start Records to use

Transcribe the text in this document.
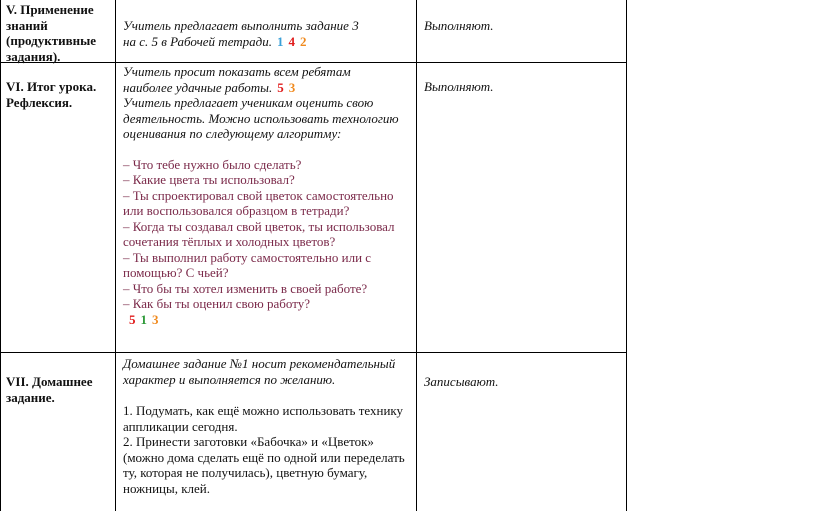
V. Применение знаний (продуктивные задания).

Учитель предлагает выполнить задание 3

на с. 5 в Рабочей тетради. 1 4 2

Выполняют.
VI. Итог урока. Рефлексия.

Учитель просит показать всем ребятам

наиболее удачные работы. 5 3

Учитель предлагает ученикам оценить свою деятельность. Можно использовать технологию оценивания по следующему алгоритму:

– Что тебе нужно было сделать?

– Какие цвета ты использовал?

– Ты спроектировал свой цветок самостоятельно или воспользовался образцом в тетради?

– Когда ты создавал свой цветок, ты использовал сочетания тёплых и холодных цветов?

– Ты выполнил работу самостоятельно или с помощью? С чьей?

– Что бы ты хотел изменить в своей работе?

– Как бы ты оценил свою работу?

5 1 3

Выполняют.
VII. Домашнее задание.

Домашнее задание №1 носит рекомендательный характер и выполняется по желанию.

1. Подумать, как ещё можно использовать технику аппликации сегодня.

2. Принести заготовки «Бабочка» и «Цветок» (можно дома сделать ещё по одной или переделать ту, которая не получилась), цветную бумагу, ножницы, клей.

Записывают.
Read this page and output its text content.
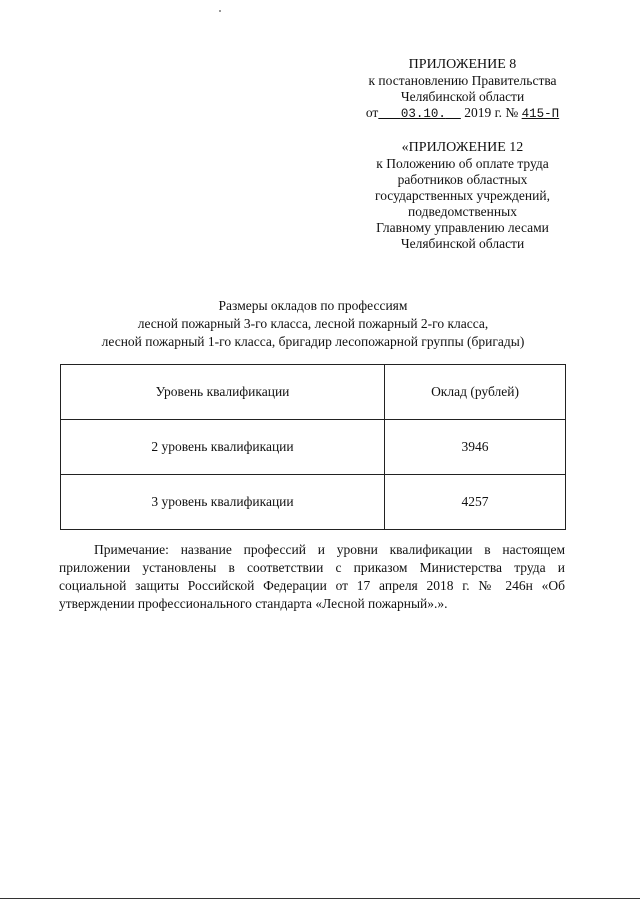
ПРИЛОЖЕНИЕ 8
к постановлению Правительства
Челябинской области
от 03.10.   2019 г. № 415-П
«ПРИЛОЖЕНИЕ 12
к Положению об оплате труда
работников областных
государственных учреждений,
подведомственных
Главному управлению лесами
Челябинской области
Размеры окладов по профессиям
лесной пожарный 3-го класса, лесной пожарный 2-го класса,
лесной пожарный 1-го класса, бригадир лесопожарной группы (бригады)
Уровень квалификации	Оклад (рублей)
2 уровень квалификации	3946
3 уровень квалификации	4257
Примечание: название профессий и уровни квалификации в настоящем приложении установлены в соответствии с приказом Министерства труда и социальной защиты Российской Федерации от 17 апреля 2018 г. № 246н «Об утверждении профессионального стандарта «Лесной пожарный».».
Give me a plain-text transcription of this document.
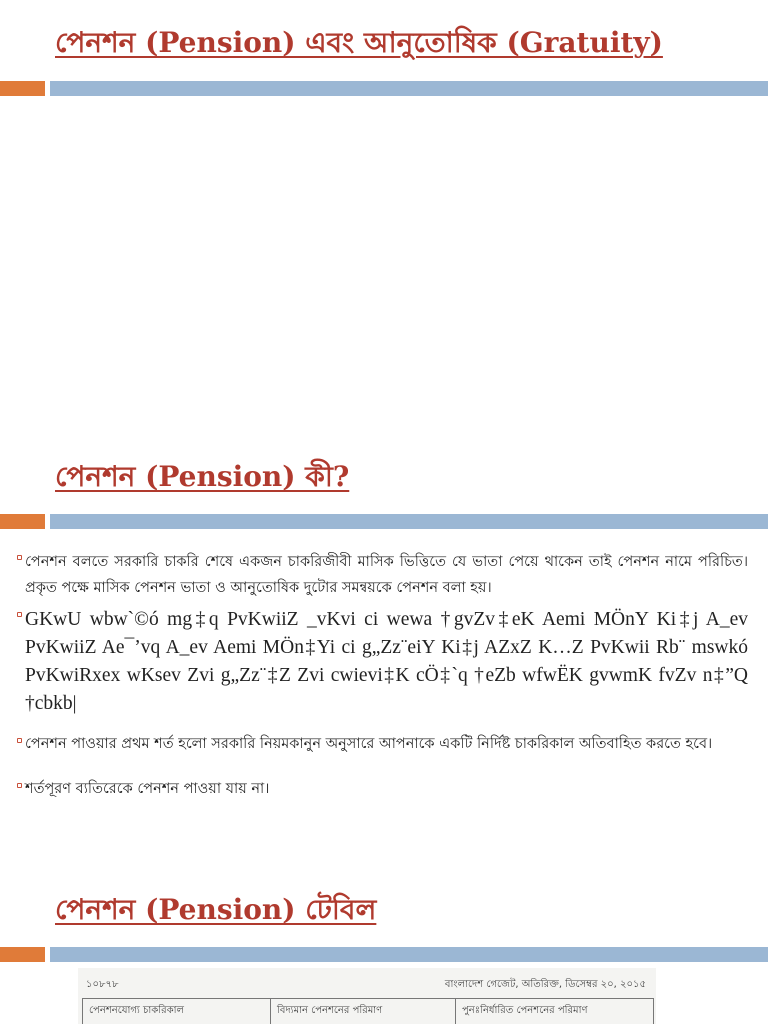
পেনশন (Pension) এবং আনুতোষিক (Gratuity)
পেনশন (Pension) কী?
পেনশন বলতে সরকারি চাকরি শেষে একজন চাকরিজীবী মাসিক ভিত্তিতে যে ভাতা পেয়ে থাকেন তাই পেনশন নামে পরিচিত। প্রকৃত পক্ষে মাসিক পেনশন ভাতা ও আনুতোষিক দুটোর সমন্বয়কে পেনশন বলা হয়।
GKwU wbw`©ó mg‡q PvKwiiZ _vKvi ci wewa †gvZv‡eK Aemi MÖnY Ki‡j A_ev PvKwiiZ Ae¯’vq A_ev Aemi MÖn‡Yi ci g„Zz¨eiY Ki‡j AZxZ K…Z PvKwii Rb¨ mswkó PvKwiRxex wKsev Zvi g„Zz¨‡Z Zvi cwievi‡K cÖ‡`q †eZb wfwËK gvwmK fvZv n‡”Q †cbkb|
পেনশন পাওয়ার প্রথম শর্ত হলো সরকারি নিয়মকানুন অনুসারে আপনাকে একটি নির্দিষ্ট চাকরিকাল অতিবাহিত করতে হবে।
শর্তপূরণ ব্যতিরেকে পেনশন পাওয়া যায় না।
পেনশন (Pension) টেবিল
১০৮৭৮	বাংলাদেশ গেজেট, অতিরিক্ত, ডিসেম্বর ২০, ২০১৫
পেনশনযোগ্য চাকরিকাল	বিদ্যমান পেনশনের পরিমাণ	পুনঃনির্ধারিত পেনশনের পরিমাণ
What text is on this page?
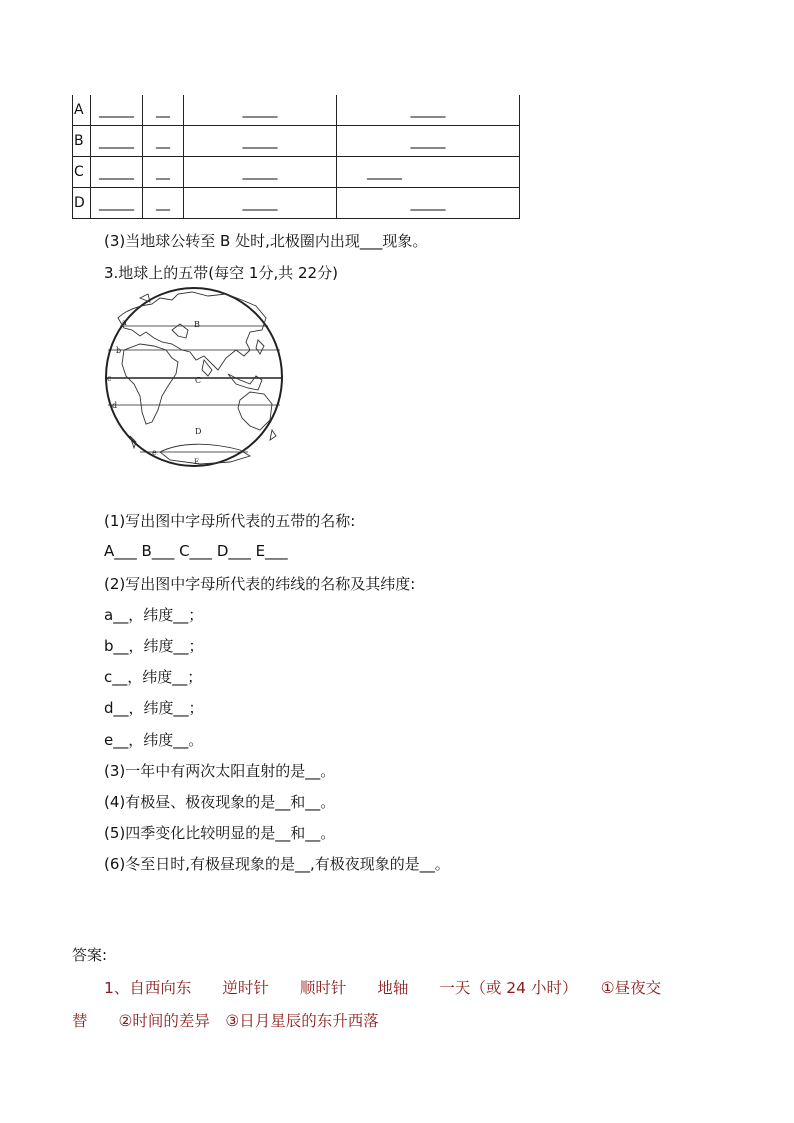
A	_____	__	_____	_____
B	_____	__	_____	_____
C	_____	__	_____	_____
D	_____	__	_____	_____
(3)当地球公转至 B 处时,北极圈内出现___现象。
3.地球上的五带(每空 1分,共 22分)
B
C
D
E
a
b
c
d
e
(1)写出图中字母所代表的五带的名称:
A___ B___ C___ D___ E___
(2)写出图中字母所代表的纬线的名称及其纬度:
a__，纬度__；
b__，纬度__；
c__，纬度__；
d__，纬度__；
e__，纬度__。
(3)一年中有两次太阳直射的是__。
(4)有极昼、极夜现象的是__和__。
(5)四季变化比较明显的是__和__。
(6)冬至日时,有极昼现象的是__,有极夜现象的是__。
答案:
1、自西向东　　逆时针　　顺时针　　地轴　　一天（或 24 小时）　　①昼夜交
替　　②时间的差异　③日月星辰的东升西落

end Records to use

* **What to work on**:
Select all lines in the listing that include the word "Учитель".

* **Output for this exercise**:
Учитель предлагает выполнить задание 3
Учитель просит показать всем ребятам
Учитель предлагает ученикам оценить свою деятельность. Можно использовать технологию оценивания по следующему алгоритму:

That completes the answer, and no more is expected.